Task directions:
Gather from the material every line that contains the string "color".

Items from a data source
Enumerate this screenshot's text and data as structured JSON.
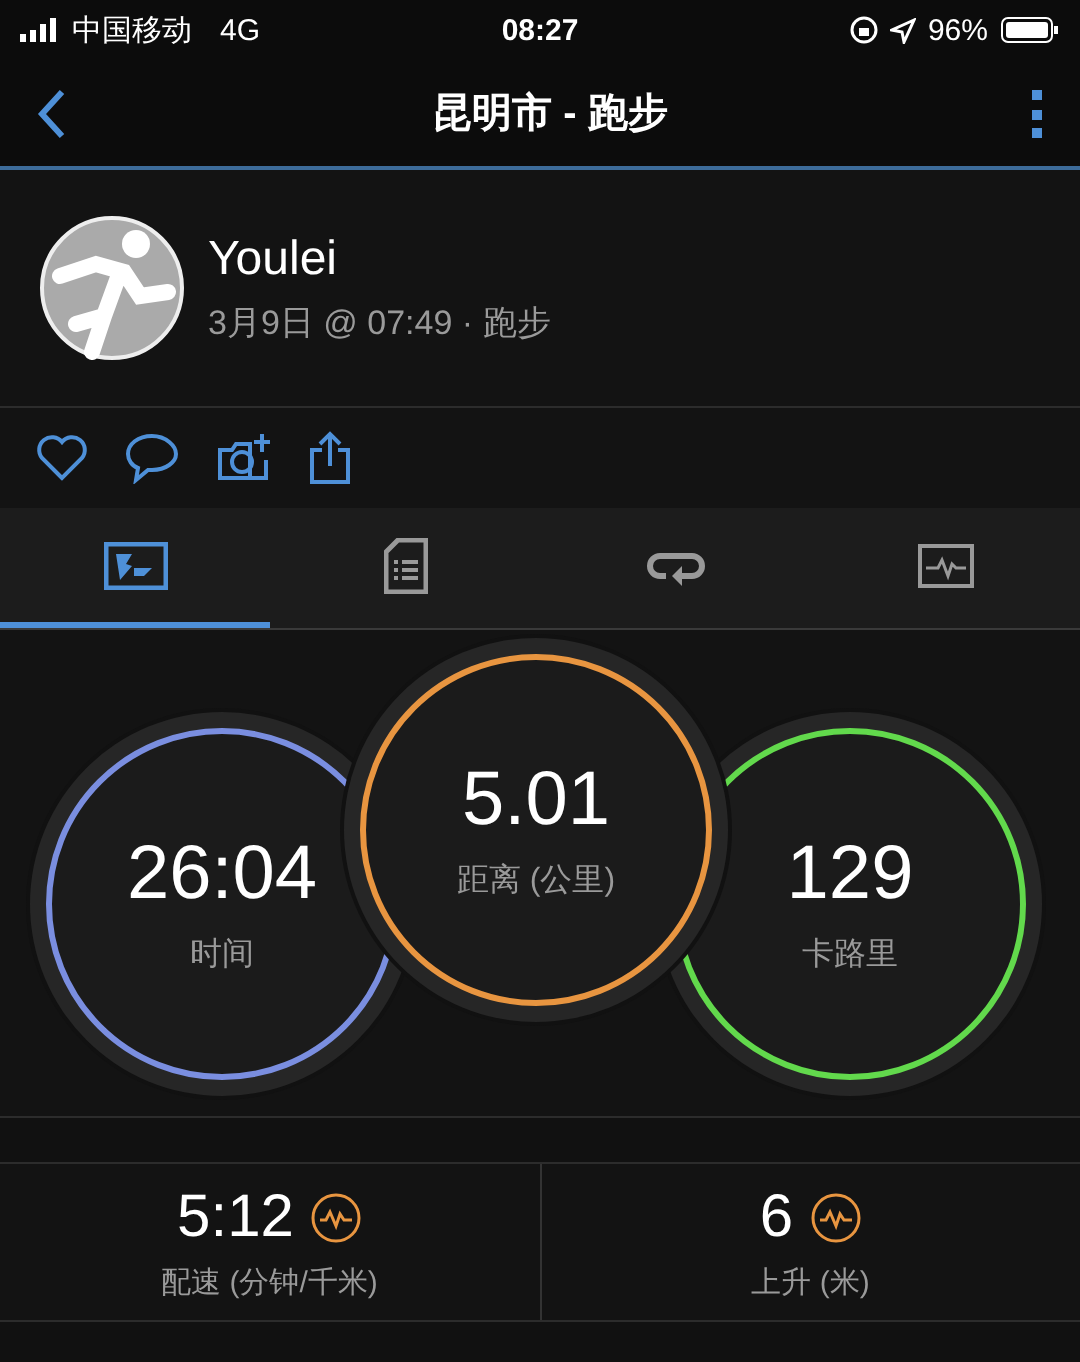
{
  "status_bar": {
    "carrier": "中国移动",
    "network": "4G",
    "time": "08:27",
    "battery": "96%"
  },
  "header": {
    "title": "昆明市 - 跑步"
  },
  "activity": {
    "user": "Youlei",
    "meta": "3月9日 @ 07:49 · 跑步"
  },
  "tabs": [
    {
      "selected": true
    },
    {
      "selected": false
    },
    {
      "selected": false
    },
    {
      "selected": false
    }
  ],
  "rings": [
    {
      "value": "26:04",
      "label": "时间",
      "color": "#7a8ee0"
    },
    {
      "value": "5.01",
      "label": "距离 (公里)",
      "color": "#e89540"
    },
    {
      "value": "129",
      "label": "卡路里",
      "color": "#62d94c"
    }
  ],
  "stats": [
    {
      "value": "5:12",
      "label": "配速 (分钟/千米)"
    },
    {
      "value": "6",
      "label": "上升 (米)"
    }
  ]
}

Output of the exercise:
      "color": "#7a8ee0"
      "color": "#e89540"
      "color": "#62d94c"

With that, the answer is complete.